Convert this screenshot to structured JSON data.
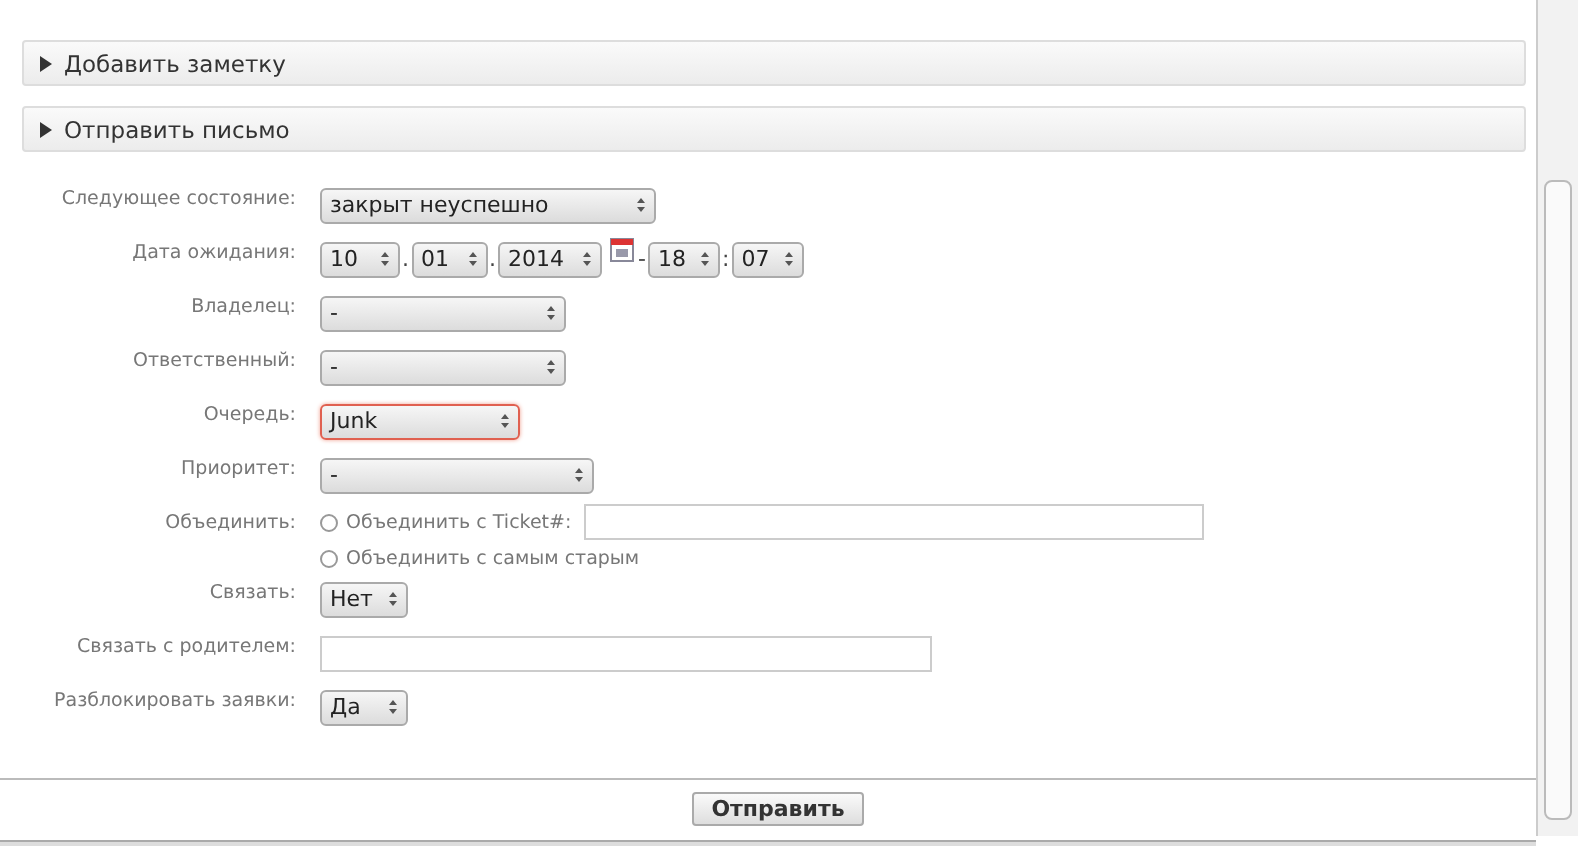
{
  "sections": [
    {
      "title": "Добавить заметку",
      "expanded": false
    },
    {
      "title": "Отправить письмо",
      "expanded": false
    }
  ],
  "form": [
    {
      "kind": "select",
      "label": "Следующее состояние:",
      "value": "закрыт неуспешно",
      "error": false
    },
    {
      "kind": "date",
      "label": "Дата ожидания:",
      "parts": [
        {
          "kind": "select",
          "value": "10"
        },
        {
          "kind": "sep",
          "text": "."
        },
        {
          "kind": "select",
          "value": "01"
        },
        {
          "kind": "sep",
          "text": "."
        },
        {
          "kind": "select",
          "value": "2014"
        },
        {
          "kind": "calendar"
        },
        {
          "kind": "sep",
          "text": "-"
        },
        {
          "kind": "select",
          "value": "18"
        },
        {
          "kind": "sep",
          "text": ":"
        },
        {
          "kind": "select",
          "value": "07"
        }
      ]
    },
    {
      "kind": "select",
      "label": "Владелец:",
      "value": "-",
      "error": false
    },
    {
      "kind": "select",
      "label": "Ответственный:",
      "value": "-",
      "error": false
    },
    {
      "kind": "select",
      "label": "Очередь:",
      "value": "Junk",
      "error": true
    },
    {
      "kind": "select",
      "label": "Приоритет:",
      "value": "-",
      "error": false
    },
    {
      "kind": "radios",
      "label": "Объединить:",
      "options": [
        {
          "kind": "with-field",
          "label": "Объединить с Ticket#:",
          "selected": false
        },
        {
          "kind": "plain",
          "label": "Объединить с самым старым",
          "selected": false
        }
      ]
    },
    {
      "kind": "select",
      "label": "Связать:",
      "value": "Нет",
      "error": false
    },
    {
      "kind": "text",
      "label": "Связать с родителем:"
    },
    {
      "kind": "select",
      "label": "Разблокировать заявки:",
      "value": "Да",
      "error": false
    }
  ],
  "submit": "Отправить"
}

• [PROBLEM DETAILS]
Filter the listing for the word "Отправить" and copy every line that holds it.

• [RESPONSE]
      "title": "Отправить письмо",
  "submit": "Отправить"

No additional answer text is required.